*** Opening Source text ***

[SERVER-6974] Get Error while reading "Database could not initialize cursor across all shards because : stale config detected for ns:" Created: 08/Sep/12  Updated: 15/Feb/13  Resolved: 01/Oct/12

Status: Closed
Project: Core Server
Component/s: Sharding
Affects Version/s: 2.0.3
Fix Version/s: None

Type: Bug Priority: Major - P3
Reporter: jitendra Assignee: Greg Studer
Resolution: Done Votes: 1
Labels: None
Remaining Estimate: Not Specified
Time Spent: Not Specified
Original Estimate: Not Specified
Environment:

linux OEL


Attachments: File mongod_10000.log_2     File mongod_10000.log_2     Text File mongos_35000.log     Text File mongos_35000.log    
Issue Links:
Duplicate
duplicates SERVER-7135 reset per-connection shard info in mo... Closed
Operating System: ALL
Participants:

 Description   

Hi,
Setup 1:Mongos
3:Config server
10: Mongodb with journal enable

While reading from mongos we got error "Fri Sep 7 16:50:08 [conn1121] ns: 00060912.Database could not initialize cursor across all shards because : stale config detected for ns: 00060912.Database ClusteredCursor::_checkCursor @ 192.168.11.103:10000 attempt: 0"

Log :

Fri Sep 7 16:50:08 [conn1121] ns: 00060912.Database could not initialize cursor across all shards because : stale config detected for ns: 00060912.Database ClusteredCursor::_checkCursor @ 192.168.11.103:10000 attempt: 0
Fri Sep 7 16:50:08 [conn1122] ns: 00060912.Database could not initialize cursor across all shards because : stale config detected for ns: 00060912.Database ClusteredCursor::_checkCursor @ 192.168.11.103:10000 attempt: 0
Fri Sep 7 16:50:08 [conn1122] ns: 00060912.Database could not initialize cursor across all shards because : stale config detected for ns: 00060912.Database ClusteredCursor::_checkCursor @ 192.168.11.103:10000 attempt: 1
Fri Sep 7 16:50:08 [conn1121] ns: 00060912.Database could not initialize cursor across all shards because : stale config detected for ns: 00060912.Database ClusteredCursor::_checkCursor @ 192.168.11.103:10000 attempt: 1
Fri Sep 7 16:50:09 [conn1122] ns: 00060912.Database could not initialize cursor across all shards because : stale config detected for ns: 00060912.Database ClusteredCursor::_checkCursor @ 192.168.11.103:10000 attempt: 2
Fri Sep 7 16:50:09 [conn1121] ns: 00060912.Database could not initialize cursor across all shards because : stale config detected for ns: 00060912.Database ClusteredCursor::_checkCursor @ 192.168.11.103:10000 attempt: 2
Fri Sep 7 16:50:11 [conn1123] ns: 00060912.Database could not initialize cursor across all shards because : stale config detected for ns: 00060912.Database ClusteredCursor::_checkCursor @ 192.168.11.103:10000 attempt: 0
Fri Sep 7 16:50:11 [conn1124] ns: 00060912.Database could not initialize cursor across all shards because : stale config detected for ns: 00060912.Database ClusteredCursor::_checkCursor @ 192.168.11.103:10000 attempt: 0
Fri Sep 7 16:50:11 [conn1123] ns: 00060912.Database could not initialize cursor across all shards because : stale config detected for ns: 00060912.Database ClusteredCursor::_checkCursor @ 192.168.11.103:10000 attempt: 1
Fri Sep 7 16:50:11 [conn1124] ns: 00060912.Database could not initialize cursor across all shards because : stale config detected for ns: 00060912.Database ClusteredCursor::_checkCursor @ 192.168.11.103:10000 attempt: 1

I have following question are:
1. Why does above error come??

*** Closing Source text ***
*** Opening Input data ***

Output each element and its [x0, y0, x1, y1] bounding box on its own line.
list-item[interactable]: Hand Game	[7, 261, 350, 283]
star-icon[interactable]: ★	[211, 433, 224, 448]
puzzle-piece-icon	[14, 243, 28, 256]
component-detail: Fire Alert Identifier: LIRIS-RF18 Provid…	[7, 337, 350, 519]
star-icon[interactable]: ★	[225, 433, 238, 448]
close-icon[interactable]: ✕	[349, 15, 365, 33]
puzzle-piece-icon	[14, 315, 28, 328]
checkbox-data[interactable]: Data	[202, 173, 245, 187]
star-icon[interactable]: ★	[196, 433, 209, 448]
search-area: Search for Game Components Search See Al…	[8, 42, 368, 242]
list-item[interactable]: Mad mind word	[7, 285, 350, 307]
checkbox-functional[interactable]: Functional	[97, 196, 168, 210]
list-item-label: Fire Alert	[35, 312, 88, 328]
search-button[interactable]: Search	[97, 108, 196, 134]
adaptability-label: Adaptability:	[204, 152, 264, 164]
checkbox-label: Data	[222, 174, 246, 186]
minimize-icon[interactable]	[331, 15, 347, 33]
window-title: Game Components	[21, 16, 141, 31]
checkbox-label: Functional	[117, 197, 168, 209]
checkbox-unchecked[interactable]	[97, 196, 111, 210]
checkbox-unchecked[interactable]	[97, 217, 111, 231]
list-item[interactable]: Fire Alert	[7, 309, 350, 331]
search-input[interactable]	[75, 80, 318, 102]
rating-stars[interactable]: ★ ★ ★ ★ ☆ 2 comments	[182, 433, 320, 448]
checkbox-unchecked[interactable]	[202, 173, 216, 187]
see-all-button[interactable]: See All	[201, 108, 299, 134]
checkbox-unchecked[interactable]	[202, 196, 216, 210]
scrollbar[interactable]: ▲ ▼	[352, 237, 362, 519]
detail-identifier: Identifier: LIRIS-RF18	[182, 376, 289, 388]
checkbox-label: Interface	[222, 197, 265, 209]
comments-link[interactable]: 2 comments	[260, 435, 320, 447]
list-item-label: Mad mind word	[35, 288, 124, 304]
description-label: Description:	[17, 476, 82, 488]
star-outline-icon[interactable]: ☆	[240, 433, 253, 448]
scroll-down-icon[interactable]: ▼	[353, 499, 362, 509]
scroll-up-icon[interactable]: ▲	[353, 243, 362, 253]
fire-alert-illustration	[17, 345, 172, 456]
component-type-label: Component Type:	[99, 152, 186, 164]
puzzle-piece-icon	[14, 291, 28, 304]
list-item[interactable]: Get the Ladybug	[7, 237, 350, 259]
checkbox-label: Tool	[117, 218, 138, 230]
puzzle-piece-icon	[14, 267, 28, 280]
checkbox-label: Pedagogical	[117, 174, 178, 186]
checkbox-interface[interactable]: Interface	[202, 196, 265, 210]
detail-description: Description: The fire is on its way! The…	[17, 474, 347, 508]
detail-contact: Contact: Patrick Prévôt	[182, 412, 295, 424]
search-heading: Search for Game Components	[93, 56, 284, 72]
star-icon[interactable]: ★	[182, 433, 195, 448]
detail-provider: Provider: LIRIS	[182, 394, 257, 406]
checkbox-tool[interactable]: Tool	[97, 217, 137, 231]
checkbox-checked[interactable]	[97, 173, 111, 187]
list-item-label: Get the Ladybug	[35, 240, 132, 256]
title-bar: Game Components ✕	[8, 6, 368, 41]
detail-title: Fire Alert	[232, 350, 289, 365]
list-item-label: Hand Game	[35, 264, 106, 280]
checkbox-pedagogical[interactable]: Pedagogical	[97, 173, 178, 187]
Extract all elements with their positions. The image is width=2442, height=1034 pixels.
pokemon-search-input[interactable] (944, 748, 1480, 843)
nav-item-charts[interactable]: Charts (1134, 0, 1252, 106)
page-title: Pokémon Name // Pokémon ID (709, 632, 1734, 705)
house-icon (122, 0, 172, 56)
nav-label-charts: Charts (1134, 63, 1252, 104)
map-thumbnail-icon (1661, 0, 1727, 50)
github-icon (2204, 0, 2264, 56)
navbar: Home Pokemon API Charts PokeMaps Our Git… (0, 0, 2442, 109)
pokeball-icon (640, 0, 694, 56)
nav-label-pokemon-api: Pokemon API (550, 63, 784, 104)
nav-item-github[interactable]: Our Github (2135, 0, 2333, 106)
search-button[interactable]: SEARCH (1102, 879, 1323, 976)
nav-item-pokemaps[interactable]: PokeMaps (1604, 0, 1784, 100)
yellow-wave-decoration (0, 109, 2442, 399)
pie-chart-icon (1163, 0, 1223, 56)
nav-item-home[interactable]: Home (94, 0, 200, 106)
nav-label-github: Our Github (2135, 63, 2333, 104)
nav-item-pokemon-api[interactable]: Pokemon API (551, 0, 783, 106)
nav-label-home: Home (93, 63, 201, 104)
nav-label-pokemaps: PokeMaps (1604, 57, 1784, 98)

*** Closing Input data ***

Problem set:
A: In the bug report on the mongos stale config error, which issue is this one listed as duplicating?
B: Resume the bug report on the mongos stale config error after its last line.

Expected results:
A: SERVER-7135

B:
2. does it take more then 3 second ?

How to resolve this error
Please help me
Regards,
JRV



 Comments   
Comment by Greg Studer [ 01/Oct/12 ]

Opened a new ticket for the config refresh improvement, follow there for any new updates.

Comment by Greg Studer [ 21/Sep/12 ]

So, here's what happened (at least at :33) -

You had a pooled, incoming connection to mongos which validated a version to shard0000:

Fri Sep  7 11:41:35 [conn816]     setShardVersion  shard0000 192.168.11.103:10000  00070912.Database  { setShardVersion: "00070912.Database", configdb: "192.168.11.20:62000,192.168.11.20:65000,192.168.11.21:38000", version: Timestamp 28000|1, serverID: ObjectId('5048f7298a1292e3fc592c4d'), shard: "shard0000", shardHost: "192.168.11.103:10000" } 0x1477ab0

Next, for some reason, shard0000 went down (also, you should really double-check your mongod NUMA settings, as that can wreak all kinds of havok, and upgrade to a supported, non-rc release):

Fri Sep  7 11:53:40 dbexit: really exiting now
***** SERVER RESTARTED *****

Mongos cleanly detected this later and re-established a connection, but the version info for the connection on shard0000 got erased.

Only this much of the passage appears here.